What is needed: Pull every line containing "котораго" out of the material below.

Provided records:
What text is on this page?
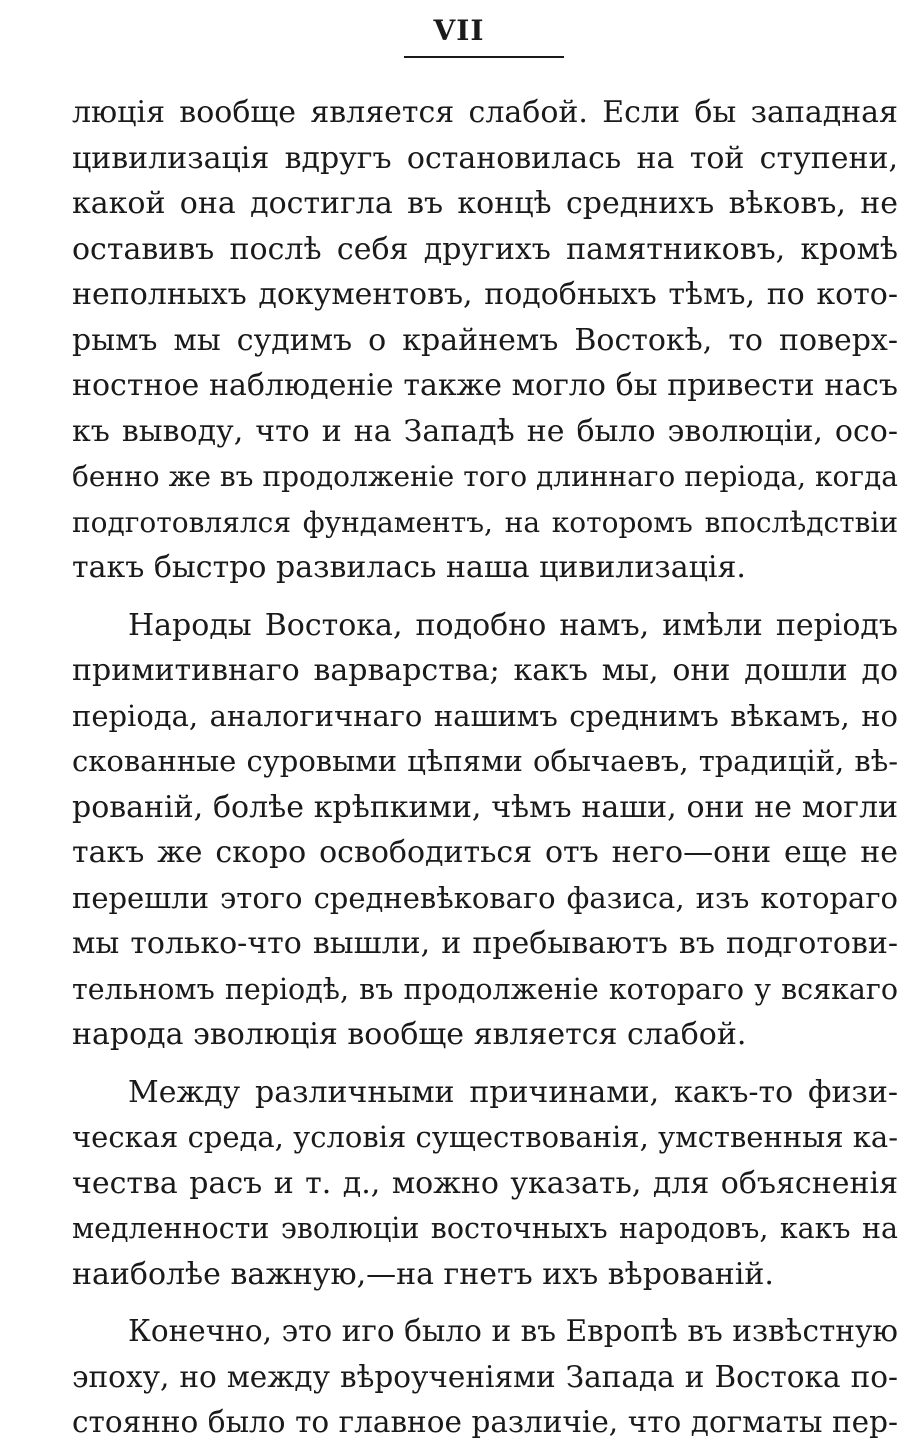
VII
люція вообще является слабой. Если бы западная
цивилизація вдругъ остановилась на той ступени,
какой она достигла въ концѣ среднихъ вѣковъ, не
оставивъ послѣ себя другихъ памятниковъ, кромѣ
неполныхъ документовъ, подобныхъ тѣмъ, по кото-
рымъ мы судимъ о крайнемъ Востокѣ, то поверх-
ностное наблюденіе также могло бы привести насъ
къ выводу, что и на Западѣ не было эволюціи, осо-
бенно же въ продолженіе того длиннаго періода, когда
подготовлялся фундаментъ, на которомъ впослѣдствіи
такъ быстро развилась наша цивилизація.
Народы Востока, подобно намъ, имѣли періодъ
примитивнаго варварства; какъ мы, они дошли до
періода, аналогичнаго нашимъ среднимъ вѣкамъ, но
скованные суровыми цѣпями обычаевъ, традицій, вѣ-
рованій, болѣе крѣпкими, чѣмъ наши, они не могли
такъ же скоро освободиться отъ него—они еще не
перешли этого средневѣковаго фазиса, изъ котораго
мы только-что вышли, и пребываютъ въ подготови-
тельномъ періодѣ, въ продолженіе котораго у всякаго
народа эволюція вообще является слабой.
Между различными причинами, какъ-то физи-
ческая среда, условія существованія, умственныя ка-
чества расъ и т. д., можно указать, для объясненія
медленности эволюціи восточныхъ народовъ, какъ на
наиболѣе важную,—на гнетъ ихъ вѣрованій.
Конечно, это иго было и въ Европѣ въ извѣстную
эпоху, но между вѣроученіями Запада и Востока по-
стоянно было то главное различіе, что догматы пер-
* * *
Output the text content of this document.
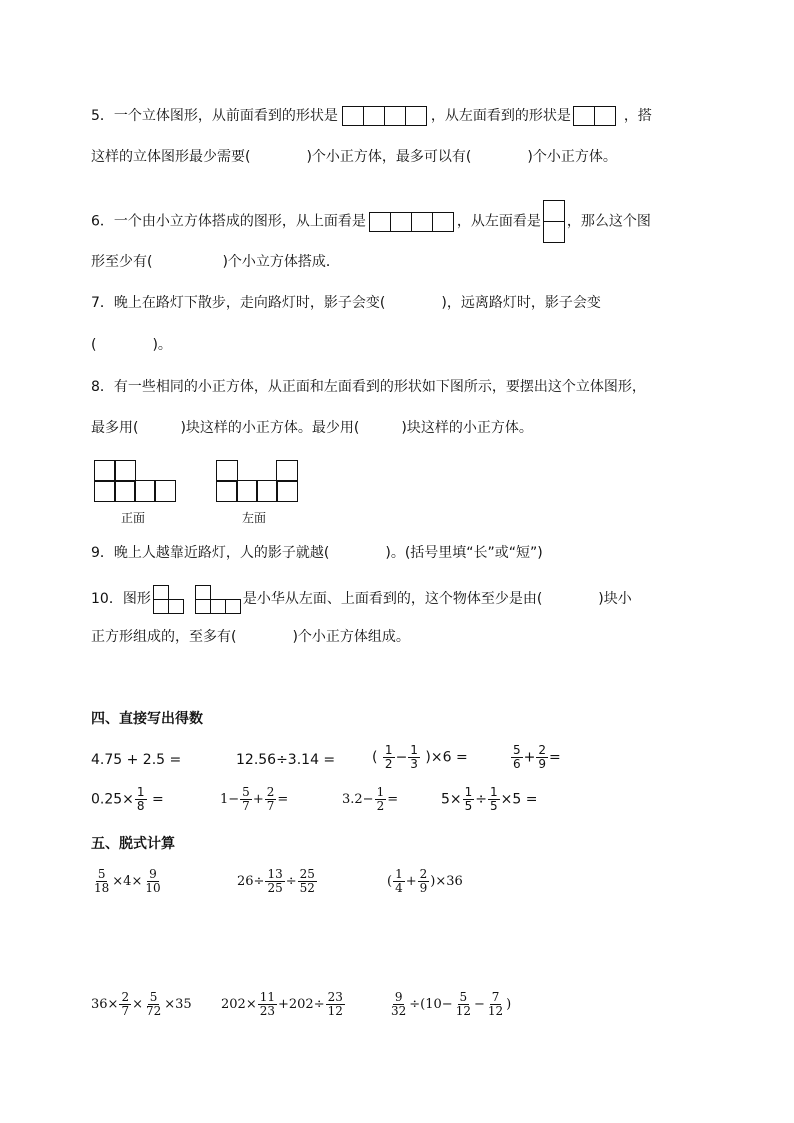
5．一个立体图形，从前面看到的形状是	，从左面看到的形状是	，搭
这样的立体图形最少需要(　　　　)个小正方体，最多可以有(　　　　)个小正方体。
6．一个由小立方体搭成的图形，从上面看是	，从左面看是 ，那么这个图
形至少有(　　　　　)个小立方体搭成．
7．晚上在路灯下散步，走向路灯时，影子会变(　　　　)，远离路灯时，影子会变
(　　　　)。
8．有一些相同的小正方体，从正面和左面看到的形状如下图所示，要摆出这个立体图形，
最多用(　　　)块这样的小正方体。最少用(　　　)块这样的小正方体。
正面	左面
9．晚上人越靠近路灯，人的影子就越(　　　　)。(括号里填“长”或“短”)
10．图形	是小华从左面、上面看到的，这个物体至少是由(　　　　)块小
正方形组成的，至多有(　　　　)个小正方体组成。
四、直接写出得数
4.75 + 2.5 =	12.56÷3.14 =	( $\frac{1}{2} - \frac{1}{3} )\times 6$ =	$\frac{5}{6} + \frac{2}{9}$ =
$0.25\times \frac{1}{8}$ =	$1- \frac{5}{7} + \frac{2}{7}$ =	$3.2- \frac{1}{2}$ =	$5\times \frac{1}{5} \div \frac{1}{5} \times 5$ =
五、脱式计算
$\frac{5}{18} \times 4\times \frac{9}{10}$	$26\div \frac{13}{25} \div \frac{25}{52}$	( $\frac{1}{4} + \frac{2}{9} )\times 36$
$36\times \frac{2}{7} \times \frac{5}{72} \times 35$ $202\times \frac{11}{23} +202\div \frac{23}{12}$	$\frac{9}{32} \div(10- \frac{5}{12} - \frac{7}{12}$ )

Task output:
перешли этого средневѣковаго фазиса, изъ котораго
тельномъ періодѣ, въ продолженіе котораго у всякаго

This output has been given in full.